--- Start ---

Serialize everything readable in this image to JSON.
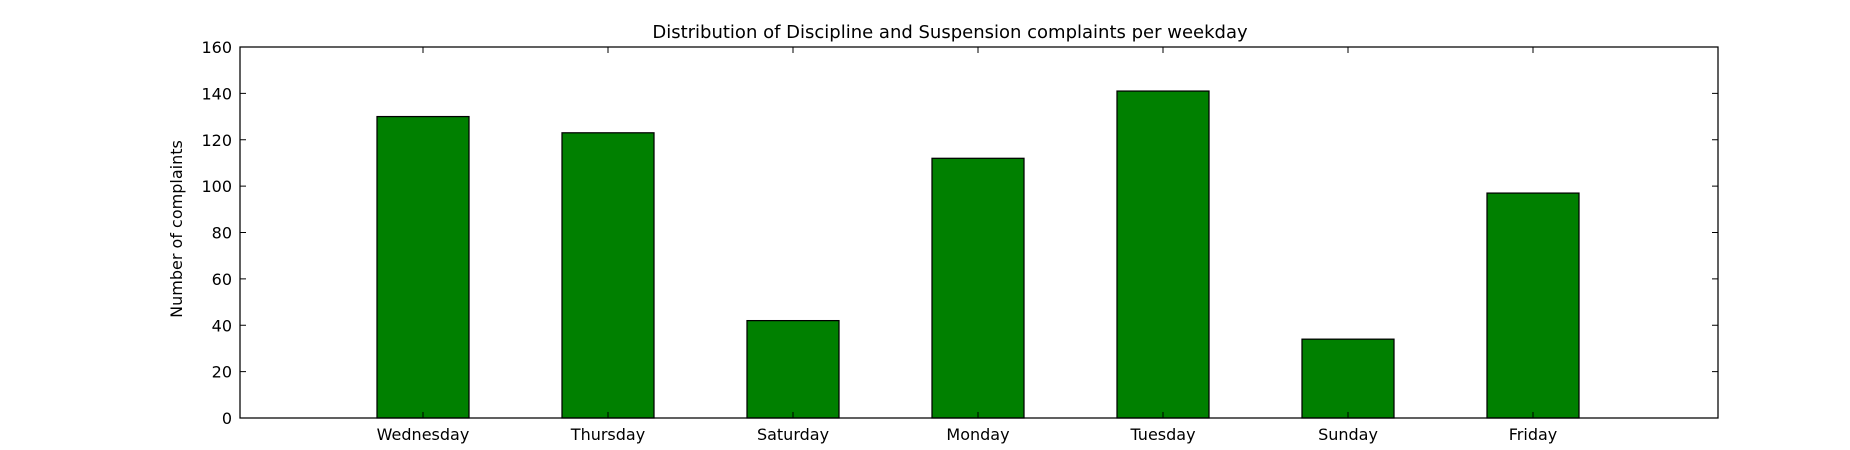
{
  "chart_data": {
    "type": "bar",
    "title": "Distribution of  Discipline and Suspension complaints per weekday",
    "xlabel": "",
    "ylabel": "Number of complaints",
    "categories": [
      "Wednesday",
      "Thursday",
      "Saturday",
      "Monday",
      "Tuesday",
      "Sunday",
      "Friday"
    ],
    "values": [
      130,
      123,
      42,
      112,
      141,
      34,
      97
    ],
    "ylim": [
      0,
      160
    ],
    "yticks": [
      0,
      20,
      40,
      60,
      80,
      100,
      120,
      140,
      160
    ],
    "ytick_labels": [
      "0",
      "20",
      "40",
      "60",
      "80",
      "100",
      "120",
      "140",
      "160"
    ],
    "grid": false,
    "legend": "none",
    "colors": {
      "bar_fill": "#008000",
      "bar_edge": "#000000",
      "axes": "#000000",
      "background": "#ffffff"
    }
  }
}
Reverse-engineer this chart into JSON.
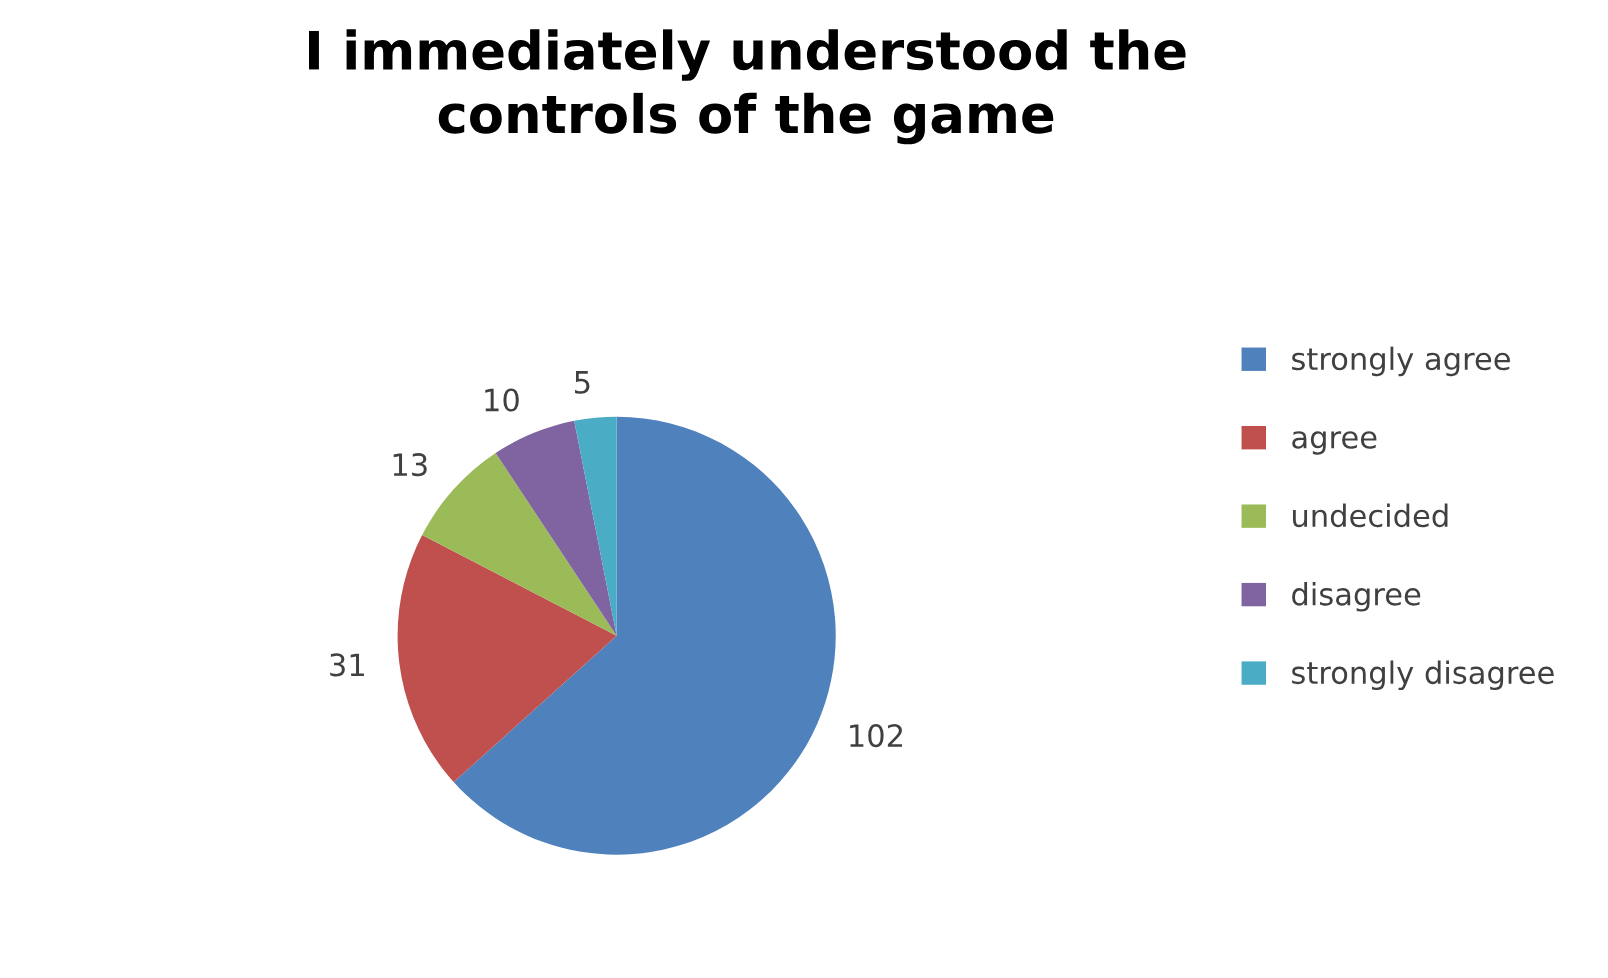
{
  "chart_data": {
    "type": "pie",
    "title": "I immediately understood the\ncontrols of the game",
    "categories": [
      "strongly agree",
      "agree",
      "undecided",
      "disagree",
      "strongly disagree"
    ],
    "values": [
      102,
      31,
      13,
      10,
      5
    ],
    "colors": [
      "#4f81bd",
      "#c0504d",
      "#9bbb59",
      "#8064a2",
      "#4bacc6"
    ],
    "data_labels": true,
    "legend": "right"
  }
}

--- End ---

— TASK PROMPT —
Retype, word for word, only the lines from the line with "Reverse-engineer this chart into JSON." to the final line of the listing above; the pictures do not belong in the copy.

— RESULT FOR THIS TASK —
Reverse-engineer this chart into JSON.
{
  "chart_data": {
    "type": "pie",
    "title": "I immediately understood the\ncontrols of the game",
    "categories": [
      "strongly agree",
      "agree",
      "undecided",
      "disagree",
      "strongly disagree"
    ],
    "values": [
      102,
      31,
      13,
      10,
      5
    ],
    "colors": [
      "#4f81bd",
      "#c0504d",
      "#9bbb59",
      "#8064a2",
      "#4bacc6"
    ],
    "data_labels": true,
    "legend": "right"
  }
}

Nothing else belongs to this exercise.